EXTRAIT CHOISI
--------------------------------

Quatrième dimension : travailler sur les représentations collectives. Les freins psychosociaux se construisent dans l’interaction avec les groupes d’appartenance. Les normes sociales présentes dans ces groupes influencent directement le rapport au numérique. Intervenir au niveau collectif, dans les familles, les associations, les quartiers, les entreprises, permet de faire évoluer ces représentations de manière plus durable.
Cinquième dimension : créer des espaces de pratique sécurisés. Les Empêchés et les Inquiets ont besoin d’espaces où ils peuvent expérimenter sans risque, où l’erreur est permise, où l’accompagnement humain reste disponible. Ces espaces ne doivent pas être conçus comme des lieux de formation au sens classique, mais comme des lieux de socialisation au numérique, où l’on apprend ensemble, où l’on s’entraide, où l’on construit progressivement sa confiance. 🤝
L’impact mesurable d’une approche psychosociale
Les territoires et les organisations qui ont intégré cette dimension psychosociale dans leurs stratégies d’inclusion numérique obtiennent des résultats significativement meilleurs. L’étude du CREDOC, menée dans le cadre du Conseil National de la Refondation, montre que la prise en compte des freins psychosociaux permet de toucher des publics jusqu’alors restés à l’écart des dispositifs traditionnels.
Plus précisément, les 18 % d’Empêchés constituent un public particulièrement réceptif à un accompagnement adapté. Ces personnes ont déjà des pratiques numériques, elles perçoivent généralement le numérique positivement, mais elles se sentent freinées par un sentiment d’illégitimité ou d’inadéquation. Un accompagnement qui travaille sur ces représentations, plutôt que sur les seules compétences techniques, peut libérer un potentiel d’usage considérable.

--------------------------------

SÉRIE D'EXERCICES
**a.** Recopiez mot pour mot le passage de l'extrait sur l'inclusion numérique allant de « Plus précisément, les » jusqu'à « potentiel d’usage considérable. ».
**b.** Répondez aux questions suivantes sur l'extrait consacré à l'inclusion numérique :
(i) Dans quel cadre l'étude du CREDOC a-t-elle été menée ?
(ii) Quels lieux d'intervention au niveau collectif la quatrième dimension cite-t-elle ?
(iii) Par quel sentiment les Empêchés se sentent-ils freinés ?
Les lignes proviennent d'une autre source que l'extrait.

--------------------------------

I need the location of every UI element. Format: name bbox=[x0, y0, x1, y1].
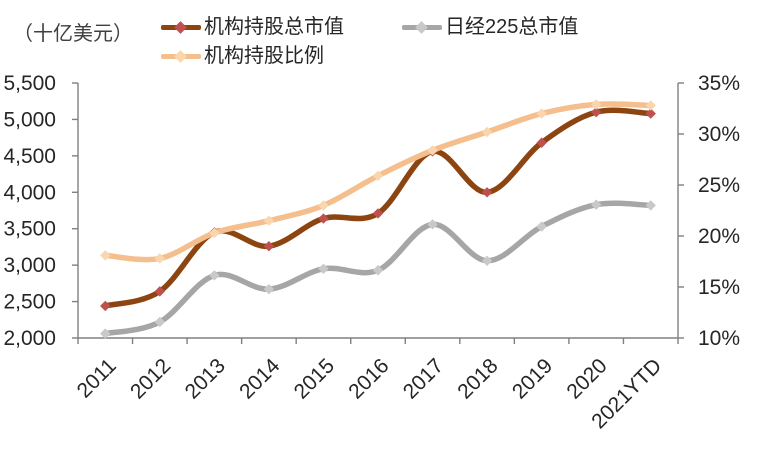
y-axis-right-tick-label: 15% bbox=[698, 276, 740, 299]
x-axis-category-label: 2019 bbox=[508, 354, 557, 403]
data-point-diamond-icon bbox=[590, 199, 602, 210]
data-point-diamond-icon bbox=[100, 328, 111, 339]
series-0 bbox=[100, 106, 656, 312]
data-point-diamond-icon bbox=[590, 99, 602, 110]
data-point-diamond-icon bbox=[427, 219, 438, 230]
axes: 2,000 2,500 3,000 3,500 4,000 4,500 5,000 5,500… bbox=[3, 72, 740, 433]
x-axis-category-label: 2017 bbox=[399, 354, 448, 403]
data-point-diamond-icon bbox=[372, 265, 384, 276]
data-point-diamond-icon bbox=[645, 100, 656, 111]
data-point-diamond-icon bbox=[318, 200, 329, 211]
legend-label: 机构持股总市值 bbox=[204, 16, 344, 38]
data-point-diamond-icon bbox=[427, 145, 438, 156]
y-axis-right-tick-label: 10% bbox=[698, 327, 740, 350]
y-axis-left-tick-label: 5,000 bbox=[3, 108, 56, 131]
x-axis-category-label: 2016 bbox=[344, 354, 393, 403]
y-axis-left-tick-label: 4,500 bbox=[3, 145, 56, 168]
y-axis-left-tick-label: 2,500 bbox=[3, 291, 56, 314]
data-point-diamond-icon bbox=[645, 108, 656, 119]
y-axis-left-tick-label: 5,500 bbox=[3, 72, 56, 95]
data-point-diamond-icon bbox=[263, 215, 275, 226]
data-point-diamond-icon bbox=[536, 137, 547, 148]
series-1 bbox=[100, 199, 656, 339]
data-point-diamond-icon bbox=[645, 200, 656, 211]
data-point-diamond-icon bbox=[536, 221, 547, 232]
legend-marker-line-diamond-icon bbox=[161, 44, 201, 68]
x-axis-category-label: 2013 bbox=[181, 354, 230, 403]
series-2 bbox=[100, 99, 656, 264]
y-axis-left-tick-label: 3,500 bbox=[3, 218, 56, 241]
data-point-diamond-icon bbox=[154, 253, 166, 264]
data-point-diamond-icon bbox=[263, 283, 275, 295]
x-axis-category-label: 2012 bbox=[126, 354, 175, 403]
data-point-diamond-icon bbox=[209, 270, 220, 281]
x-axis-category-label: 2011 bbox=[73, 354, 121, 402]
y-axis-right-tick-label: 25% bbox=[698, 174, 740, 197]
y-axis-right-tick-label: 35% bbox=[698, 72, 740, 95]
data-point-diamond-icon bbox=[590, 106, 602, 118]
y-axis-right-tick-label: 30% bbox=[698, 123, 740, 146]
y-axis-left-tick-label: 2,000 bbox=[3, 327, 56, 350]
legend-item-institutional-holdings-ratio: 机构持股比例 bbox=[161, 44, 324, 68]
x-axis-category-label: 2020 bbox=[562, 354, 611, 403]
data-point-diamond-icon bbox=[154, 286, 166, 297]
x-axis-category-label: 2015 bbox=[290, 354, 339, 403]
data-point-diamond-icon bbox=[481, 126, 493, 138]
data-point-diamond-icon bbox=[481, 187, 493, 198]
data-point-diamond-icon bbox=[100, 300, 111, 312]
legend-marker-line-diamond-icon bbox=[161, 15, 201, 39]
data-point-diamond-icon bbox=[100, 250, 111, 261]
series-line-0 bbox=[102, 107, 654, 309]
data-point-diamond-icon bbox=[154, 316, 166, 328]
series-markers-1 bbox=[100, 199, 656, 339]
legend-label: 日经225总市值 bbox=[445, 16, 579, 38]
legend-item-nikkei225-value: 日经225总市值 bbox=[402, 15, 578, 39]
data-point-diamond-icon bbox=[263, 241, 275, 252]
y-axis-left-tick-label: 4,000 bbox=[3, 181, 56, 204]
data-point-diamond-icon bbox=[318, 263, 329, 274]
data-point-diamond-icon bbox=[209, 227, 220, 239]
x-axis-category-label: 2018 bbox=[453, 354, 502, 403]
legend-marker-line-diamond-icon bbox=[402, 15, 442, 39]
legend-item-institutional-holdings-value: 机构持股总市值 bbox=[161, 15, 344, 39]
data-point-diamond-icon bbox=[481, 255, 493, 266]
series-markers-0 bbox=[100, 106, 656, 312]
series-markers-2 bbox=[100, 99, 656, 264]
y-axis-right-tick-label: 20% bbox=[698, 225, 740, 248]
legend-label: 机构持股比例 bbox=[204, 45, 324, 67]
data-point-diamond-icon bbox=[372, 170, 384, 182]
y-axis-left-tick-label: 3,000 bbox=[3, 254, 56, 277]
data-point-diamond-icon bbox=[372, 208, 384, 219]
left-axis-unit-label: （十亿美元） bbox=[13, 23, 133, 45]
data-point-diamond-icon bbox=[318, 213, 329, 224]
data-point-diamond-icon bbox=[536, 108, 547, 119]
x-axis-category-label: 2014 bbox=[235, 354, 285, 404]
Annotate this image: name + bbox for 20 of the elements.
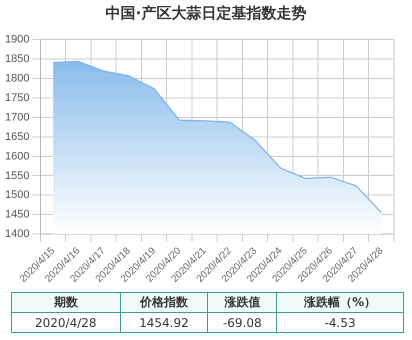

--------------------------------

RÉSULTATS DES EXERCICES
**a.**
Plus précisément, les 18 % d’Empêchés constituent un public particulièrement réceptif à un accompagnement adapté. Ces personnes ont déjà des pratiques numériques, elles perçoivent généralement le numérique positivement, mais elles se sentent freinées par un sentiment d’illégitimité ou d’inadéquation. Un accompagnement qui travaille sur ces représentations, plutôt que sur les seules compétences techniques, peut libérer un potentiel d’usage considérable.

**b.**
(i) Dans le cadre du Conseil National de la Refondation.
(ii) Les familles, les associations, les quartiers et les entreprises.
(iii) Par un sentiment d'illégitimité ou d'inadéquation.